GIVEN REQUEST :: Can you repeat the listing word for word, from its first line through the line containing "- clause-number: 7.4.2: [108, 704, 155, 726]", with both of those lines included?

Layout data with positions
[Begin]
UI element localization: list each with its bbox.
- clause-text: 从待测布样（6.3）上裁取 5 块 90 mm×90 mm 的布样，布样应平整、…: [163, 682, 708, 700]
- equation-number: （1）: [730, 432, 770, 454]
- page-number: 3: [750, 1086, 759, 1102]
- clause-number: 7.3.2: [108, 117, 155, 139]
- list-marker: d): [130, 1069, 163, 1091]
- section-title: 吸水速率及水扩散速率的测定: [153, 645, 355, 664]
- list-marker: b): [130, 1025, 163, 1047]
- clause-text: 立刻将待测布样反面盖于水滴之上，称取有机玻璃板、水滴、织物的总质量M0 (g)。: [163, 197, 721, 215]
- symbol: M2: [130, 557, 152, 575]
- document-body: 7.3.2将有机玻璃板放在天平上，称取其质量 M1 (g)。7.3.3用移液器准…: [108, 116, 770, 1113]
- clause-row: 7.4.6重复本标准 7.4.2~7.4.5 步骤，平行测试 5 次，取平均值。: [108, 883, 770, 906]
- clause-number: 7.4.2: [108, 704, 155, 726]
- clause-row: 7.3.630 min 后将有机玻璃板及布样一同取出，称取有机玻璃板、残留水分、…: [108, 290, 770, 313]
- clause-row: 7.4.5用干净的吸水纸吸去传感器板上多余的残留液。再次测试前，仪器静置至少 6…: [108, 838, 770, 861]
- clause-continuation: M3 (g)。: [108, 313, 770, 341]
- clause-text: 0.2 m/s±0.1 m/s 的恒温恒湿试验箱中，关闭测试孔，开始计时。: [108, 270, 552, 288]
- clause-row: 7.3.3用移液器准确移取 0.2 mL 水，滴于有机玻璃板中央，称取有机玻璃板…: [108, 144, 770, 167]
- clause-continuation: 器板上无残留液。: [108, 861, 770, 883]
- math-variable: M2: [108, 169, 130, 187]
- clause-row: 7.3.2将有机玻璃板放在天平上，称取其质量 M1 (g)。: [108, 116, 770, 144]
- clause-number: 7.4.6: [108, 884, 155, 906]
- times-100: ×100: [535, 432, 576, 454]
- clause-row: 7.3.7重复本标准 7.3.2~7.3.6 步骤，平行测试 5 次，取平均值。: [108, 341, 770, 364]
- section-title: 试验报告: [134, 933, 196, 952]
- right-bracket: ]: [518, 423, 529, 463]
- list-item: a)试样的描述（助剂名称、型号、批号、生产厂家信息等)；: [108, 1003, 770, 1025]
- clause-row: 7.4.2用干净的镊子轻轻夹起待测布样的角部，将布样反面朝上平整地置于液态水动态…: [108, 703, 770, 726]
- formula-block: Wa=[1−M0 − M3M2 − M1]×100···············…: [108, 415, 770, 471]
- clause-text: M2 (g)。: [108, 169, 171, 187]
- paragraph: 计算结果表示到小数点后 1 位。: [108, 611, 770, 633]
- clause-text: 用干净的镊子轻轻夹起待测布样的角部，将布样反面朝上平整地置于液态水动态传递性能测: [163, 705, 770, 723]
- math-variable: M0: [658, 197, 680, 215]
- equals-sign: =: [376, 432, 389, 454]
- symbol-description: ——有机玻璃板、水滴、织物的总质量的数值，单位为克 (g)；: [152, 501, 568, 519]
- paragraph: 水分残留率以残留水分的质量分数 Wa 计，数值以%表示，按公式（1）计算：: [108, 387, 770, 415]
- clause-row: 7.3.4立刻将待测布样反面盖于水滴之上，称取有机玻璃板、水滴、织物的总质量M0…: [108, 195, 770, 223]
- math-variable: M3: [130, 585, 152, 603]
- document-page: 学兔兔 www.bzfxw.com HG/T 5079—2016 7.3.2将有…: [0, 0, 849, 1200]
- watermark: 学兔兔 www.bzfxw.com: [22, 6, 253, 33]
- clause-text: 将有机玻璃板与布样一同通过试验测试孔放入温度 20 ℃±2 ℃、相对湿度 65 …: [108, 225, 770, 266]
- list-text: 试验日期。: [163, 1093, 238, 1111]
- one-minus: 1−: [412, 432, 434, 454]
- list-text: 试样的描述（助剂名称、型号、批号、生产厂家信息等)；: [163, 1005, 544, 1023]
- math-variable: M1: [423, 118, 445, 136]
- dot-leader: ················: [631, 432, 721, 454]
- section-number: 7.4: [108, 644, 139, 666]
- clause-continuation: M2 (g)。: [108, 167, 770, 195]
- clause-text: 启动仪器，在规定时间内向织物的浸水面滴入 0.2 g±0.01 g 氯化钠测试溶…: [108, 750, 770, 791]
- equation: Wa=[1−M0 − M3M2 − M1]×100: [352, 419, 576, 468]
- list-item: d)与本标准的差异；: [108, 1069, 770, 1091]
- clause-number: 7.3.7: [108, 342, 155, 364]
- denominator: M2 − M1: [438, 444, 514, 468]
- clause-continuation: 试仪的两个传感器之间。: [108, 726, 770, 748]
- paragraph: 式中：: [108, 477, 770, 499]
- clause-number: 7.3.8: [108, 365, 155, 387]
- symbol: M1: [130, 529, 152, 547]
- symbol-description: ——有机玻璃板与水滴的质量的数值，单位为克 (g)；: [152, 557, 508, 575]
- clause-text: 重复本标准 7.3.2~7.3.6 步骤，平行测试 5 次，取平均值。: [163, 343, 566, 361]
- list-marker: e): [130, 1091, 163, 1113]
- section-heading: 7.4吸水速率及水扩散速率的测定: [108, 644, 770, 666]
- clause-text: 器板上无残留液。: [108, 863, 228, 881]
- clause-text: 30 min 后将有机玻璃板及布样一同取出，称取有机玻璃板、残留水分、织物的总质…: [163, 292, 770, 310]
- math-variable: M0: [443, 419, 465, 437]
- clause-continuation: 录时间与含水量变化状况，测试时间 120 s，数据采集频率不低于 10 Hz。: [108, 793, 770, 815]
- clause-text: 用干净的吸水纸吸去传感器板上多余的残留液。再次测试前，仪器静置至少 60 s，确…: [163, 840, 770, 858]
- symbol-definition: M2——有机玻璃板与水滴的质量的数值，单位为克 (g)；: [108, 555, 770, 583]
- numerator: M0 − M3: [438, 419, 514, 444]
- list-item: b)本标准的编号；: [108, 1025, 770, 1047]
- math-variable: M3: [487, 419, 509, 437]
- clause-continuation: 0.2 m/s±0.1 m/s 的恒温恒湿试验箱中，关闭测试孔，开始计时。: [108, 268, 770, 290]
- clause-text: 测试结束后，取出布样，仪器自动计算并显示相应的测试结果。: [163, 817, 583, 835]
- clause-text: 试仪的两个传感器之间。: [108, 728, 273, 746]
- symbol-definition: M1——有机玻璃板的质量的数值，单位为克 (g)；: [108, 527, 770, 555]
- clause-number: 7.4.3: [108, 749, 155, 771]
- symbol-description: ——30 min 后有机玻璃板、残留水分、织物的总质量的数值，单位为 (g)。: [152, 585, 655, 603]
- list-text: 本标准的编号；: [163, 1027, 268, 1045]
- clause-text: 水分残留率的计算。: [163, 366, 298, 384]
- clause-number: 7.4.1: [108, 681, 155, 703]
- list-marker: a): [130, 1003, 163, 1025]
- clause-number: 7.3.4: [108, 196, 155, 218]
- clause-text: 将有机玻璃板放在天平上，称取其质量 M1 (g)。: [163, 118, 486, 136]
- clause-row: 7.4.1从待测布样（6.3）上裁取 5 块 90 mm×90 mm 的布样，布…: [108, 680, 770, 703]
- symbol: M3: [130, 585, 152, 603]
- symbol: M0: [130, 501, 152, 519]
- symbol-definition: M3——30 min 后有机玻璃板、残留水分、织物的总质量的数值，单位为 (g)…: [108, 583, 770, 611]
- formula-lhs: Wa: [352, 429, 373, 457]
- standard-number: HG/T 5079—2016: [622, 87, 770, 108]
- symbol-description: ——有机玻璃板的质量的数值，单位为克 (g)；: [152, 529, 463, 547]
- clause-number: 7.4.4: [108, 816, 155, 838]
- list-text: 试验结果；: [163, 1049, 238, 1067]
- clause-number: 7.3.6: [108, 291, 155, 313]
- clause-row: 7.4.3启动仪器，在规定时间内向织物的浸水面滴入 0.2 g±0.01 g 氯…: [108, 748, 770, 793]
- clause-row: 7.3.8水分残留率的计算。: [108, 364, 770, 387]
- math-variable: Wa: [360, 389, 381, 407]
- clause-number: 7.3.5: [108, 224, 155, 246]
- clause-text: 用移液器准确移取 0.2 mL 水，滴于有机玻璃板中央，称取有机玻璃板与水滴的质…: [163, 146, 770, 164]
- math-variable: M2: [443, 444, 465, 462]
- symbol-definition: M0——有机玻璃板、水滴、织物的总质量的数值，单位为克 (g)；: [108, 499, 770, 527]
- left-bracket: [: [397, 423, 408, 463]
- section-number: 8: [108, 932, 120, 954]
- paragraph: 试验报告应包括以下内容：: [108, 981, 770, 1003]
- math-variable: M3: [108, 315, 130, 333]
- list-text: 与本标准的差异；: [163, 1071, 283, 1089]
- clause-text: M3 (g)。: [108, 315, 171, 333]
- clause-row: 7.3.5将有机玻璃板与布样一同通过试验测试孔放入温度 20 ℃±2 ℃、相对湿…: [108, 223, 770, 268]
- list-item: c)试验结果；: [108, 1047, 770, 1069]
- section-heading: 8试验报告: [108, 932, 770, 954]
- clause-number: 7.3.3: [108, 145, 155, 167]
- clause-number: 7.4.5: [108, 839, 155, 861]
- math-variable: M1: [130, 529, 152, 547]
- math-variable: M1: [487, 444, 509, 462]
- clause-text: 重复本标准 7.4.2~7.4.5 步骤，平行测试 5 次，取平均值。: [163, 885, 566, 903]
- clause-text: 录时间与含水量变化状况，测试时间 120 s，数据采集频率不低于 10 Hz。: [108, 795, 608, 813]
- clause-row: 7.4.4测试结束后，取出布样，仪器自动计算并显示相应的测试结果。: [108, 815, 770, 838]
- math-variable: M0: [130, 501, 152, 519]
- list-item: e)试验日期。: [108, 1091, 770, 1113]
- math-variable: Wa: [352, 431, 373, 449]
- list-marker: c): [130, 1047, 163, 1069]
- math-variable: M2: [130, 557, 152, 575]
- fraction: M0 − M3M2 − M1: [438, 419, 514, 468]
[End]
FINISHED ANSWER ::
UI element localization: list each with its bbox.
- clause-text: 从待测布样（6.3）上裁取 5 块 90 mm×90 mm 的布样，布样应平整、…: [163, 682, 708, 700]
- equation-number: （1）: [730, 432, 770, 454]
- page-number: 3: [750, 1086, 759, 1102]
- clause-number: 7.3.2: [108, 117, 155, 139]
- list-marker: d): [130, 1069, 163, 1091]
- section-title: 吸水速率及水扩散速率的测定: [153, 645, 355, 664]
- list-marker: b): [130, 1025, 163, 1047]
- clause-text: 立刻将待测布样反面盖于水滴之上，称取有机玻璃板、水滴、织物的总质量M0 (g)。: [163, 197, 721, 215]
- symbol: M2: [130, 557, 152, 575]
- document-body: 7.3.2将有机玻璃板放在天平上，称取其质量 M1 (g)。7.3.3用移液器准…: [108, 116, 770, 1113]
- clause-row: 7.4.6重复本标准 7.4.2~7.4.5 步骤，平行测试 5 次，取平均值。: [108, 883, 770, 906]
- clause-number: 7.4.2: [108, 704, 155, 726]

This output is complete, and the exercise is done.